OBJECTIVE — Each line below should be reproduced without any alteration.

EXERCISE INPUTS —
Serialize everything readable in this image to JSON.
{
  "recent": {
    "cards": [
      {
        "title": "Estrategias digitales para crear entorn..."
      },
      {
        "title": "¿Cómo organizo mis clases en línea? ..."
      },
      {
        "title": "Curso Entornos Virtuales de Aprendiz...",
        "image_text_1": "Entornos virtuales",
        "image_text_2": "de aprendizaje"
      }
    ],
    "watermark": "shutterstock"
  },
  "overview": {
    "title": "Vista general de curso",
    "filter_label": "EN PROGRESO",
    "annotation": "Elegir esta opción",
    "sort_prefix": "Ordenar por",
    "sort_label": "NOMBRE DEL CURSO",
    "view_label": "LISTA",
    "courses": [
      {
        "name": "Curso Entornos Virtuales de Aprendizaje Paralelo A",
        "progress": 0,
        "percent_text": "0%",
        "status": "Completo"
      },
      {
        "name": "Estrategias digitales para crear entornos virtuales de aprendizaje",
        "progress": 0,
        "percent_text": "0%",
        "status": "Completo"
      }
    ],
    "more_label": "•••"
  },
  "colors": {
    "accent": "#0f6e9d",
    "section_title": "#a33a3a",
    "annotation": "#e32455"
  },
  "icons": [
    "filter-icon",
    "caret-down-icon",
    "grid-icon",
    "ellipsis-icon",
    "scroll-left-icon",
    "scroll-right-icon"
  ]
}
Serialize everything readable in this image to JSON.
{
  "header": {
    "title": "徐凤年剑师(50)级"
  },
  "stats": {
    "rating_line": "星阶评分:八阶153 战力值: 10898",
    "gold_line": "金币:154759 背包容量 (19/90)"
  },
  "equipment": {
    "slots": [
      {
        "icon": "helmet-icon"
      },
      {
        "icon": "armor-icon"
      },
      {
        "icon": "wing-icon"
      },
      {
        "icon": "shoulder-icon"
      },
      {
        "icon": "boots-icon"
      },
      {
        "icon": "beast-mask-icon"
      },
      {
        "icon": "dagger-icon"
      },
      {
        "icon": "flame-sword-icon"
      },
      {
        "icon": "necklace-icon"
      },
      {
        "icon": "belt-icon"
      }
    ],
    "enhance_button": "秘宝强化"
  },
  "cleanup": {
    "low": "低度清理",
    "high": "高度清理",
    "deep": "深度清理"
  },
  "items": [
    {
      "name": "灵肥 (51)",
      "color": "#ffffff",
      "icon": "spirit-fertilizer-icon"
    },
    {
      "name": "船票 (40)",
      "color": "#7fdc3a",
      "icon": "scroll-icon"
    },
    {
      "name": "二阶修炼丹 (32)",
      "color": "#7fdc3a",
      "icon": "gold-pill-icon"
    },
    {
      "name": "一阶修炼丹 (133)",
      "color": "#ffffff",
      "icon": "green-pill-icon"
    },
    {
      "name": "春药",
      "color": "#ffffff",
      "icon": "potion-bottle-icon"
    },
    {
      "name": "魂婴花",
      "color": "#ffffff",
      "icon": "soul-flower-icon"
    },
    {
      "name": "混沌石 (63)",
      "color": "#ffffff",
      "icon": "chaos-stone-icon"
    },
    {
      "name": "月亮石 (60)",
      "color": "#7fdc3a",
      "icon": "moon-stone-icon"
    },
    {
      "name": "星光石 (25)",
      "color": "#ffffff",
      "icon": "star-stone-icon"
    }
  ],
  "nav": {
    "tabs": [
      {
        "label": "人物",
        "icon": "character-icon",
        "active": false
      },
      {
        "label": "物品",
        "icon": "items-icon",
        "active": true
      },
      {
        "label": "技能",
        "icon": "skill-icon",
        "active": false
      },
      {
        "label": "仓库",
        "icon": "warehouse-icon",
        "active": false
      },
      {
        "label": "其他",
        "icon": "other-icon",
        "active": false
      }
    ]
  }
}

FINISHED EXERCISE —
Serialize everything readable in this image to JSON.
{
  "recent": {
    "cards": [
      {
        "title": "Estrategias digitales para crear entorn..."
      },
      {
        "title": "¿Cómo organizo mis clases en línea? ..."
      },
      {
        "title": "Curso Entornos Virtuales de Aprendiz...",
        "image_text_1": "Entornos virtuales",
        "image_text_2": "de aprendizaje"
      }
    ],
    "watermark": "shutterstock"
  },
  "overview": {
    "title": "Vista general de curso",
    "filter_label": "EN PROGRESO",
    "annotation": "Elegir esta opción",
    "sort_prefix": "Ordenar por",
    "sort_label": "NOMBRE DEL CURSO",
    "view_label": "LISTA",
    "courses": [
      {
        "name": "Curso Entornos Virtuales de Aprendizaje Paralelo A",
        "progress": 0,
        "percent_text": "0%",
        "status": "Completo"
      },
      {
        "name": "Estrategias digitales para crear entornos virtuales de aprendizaje",
        "progress": 0,
        "percent_text": "0%",
        "status": "Completo"
      }
    ],
    "more_label": "•••"
  },
  "colors": {
    "accent": "#0f6e9d",
    "section_title": "#a33a3a",
    "annotation": "#e32455"
  },
  "icons": [
    "filter-icon",
    "caret-down-icon",
    "grid-icon",
    "ellipsis-icon",
    "scroll-left-icon",
    "scroll-right-icon"
  ]
}
Serialize everything readable in this image to JSON.
{
  "header": {
    "title": "徐凤年剑师(50)级"
  },
  "stats": {
    "rating_line": "星阶评分:八阶153 战力值: 10898",
    "gold_line": "金币:154759 背包容量 (19/90)"
  },
  "equipment": {
    "slots": [
      {
        "icon": "helmet-icon"
      },
      {
        "icon": "armor-icon"
      },
      {
        "icon": "wing-icon"
      },
      {
        "icon": "shoulder-icon"
      },
      {
        "icon": "boots-icon"
      },
      {
        "icon": "beast-mask-icon"
      },
      {
        "icon": "dagger-icon"
      },
      {
        "icon": "flame-sword-icon"
      },
      {
        "icon": "necklace-icon"
      },
      {
        "icon": "belt-icon"
      }
    ],
    "enhance_button": "秘宝强化"
  },
  "cleanup": {
    "low": "低度清理",
    "high": "高度清理",
    "deep": "深度清理"
  },
  "items": [
    {
      "name": "灵肥 (51)",
      "color": "#ffffff",
      "icon": "spirit-fertilizer-icon"
    },
    {
      "name": "船票 (40)",
      "color": "#7fdc3a",
      "icon": "scroll-icon"
    },
    {
      "name": "二阶修炼丹 (32)",
      "color": "#7fdc3a",
      "icon": "gold-pill-icon"
    },
    {
      "name": "一阶修炼丹 (133)",
      "color": "#ffffff",
      "icon": "green-pill-icon"
    },
    {
      "name": "春药",
      "color": "#ffffff",
      "icon": "potion-bottle-icon"
    },
    {
      "name": "魂婴花",
      "color": "#ffffff",
      "icon": "soul-flower-icon"
    },
    {
      "name": "混沌石 (63)",
      "color": "#ffffff",
      "icon": "chaos-stone-icon"
    },
    {
      "name": "月亮石 (60)",
      "color": "#7fdc3a",
      "icon": "moon-stone-icon"
    },
    {
      "name": "星光石 (25)",
      "color": "#ffffff",
      "icon": "star-stone-icon"
    }
  ],
  "nav": {
    "tabs": [
      {
        "label": "人物",
        "icon": "character-icon",
        "active": false
      },
      {
        "label": "物品",
        "icon": "items-icon",
        "active": true
      },
      {
        "label": "技能",
        "icon": "skill-icon",
        "active": false
      },
      {
        "label": "仓库",
        "icon": "warehouse-icon",
        "active": false
      },
      {
        "label": "其他",
        "icon": "other-icon",
        "active": false
      }
    ]
  }
}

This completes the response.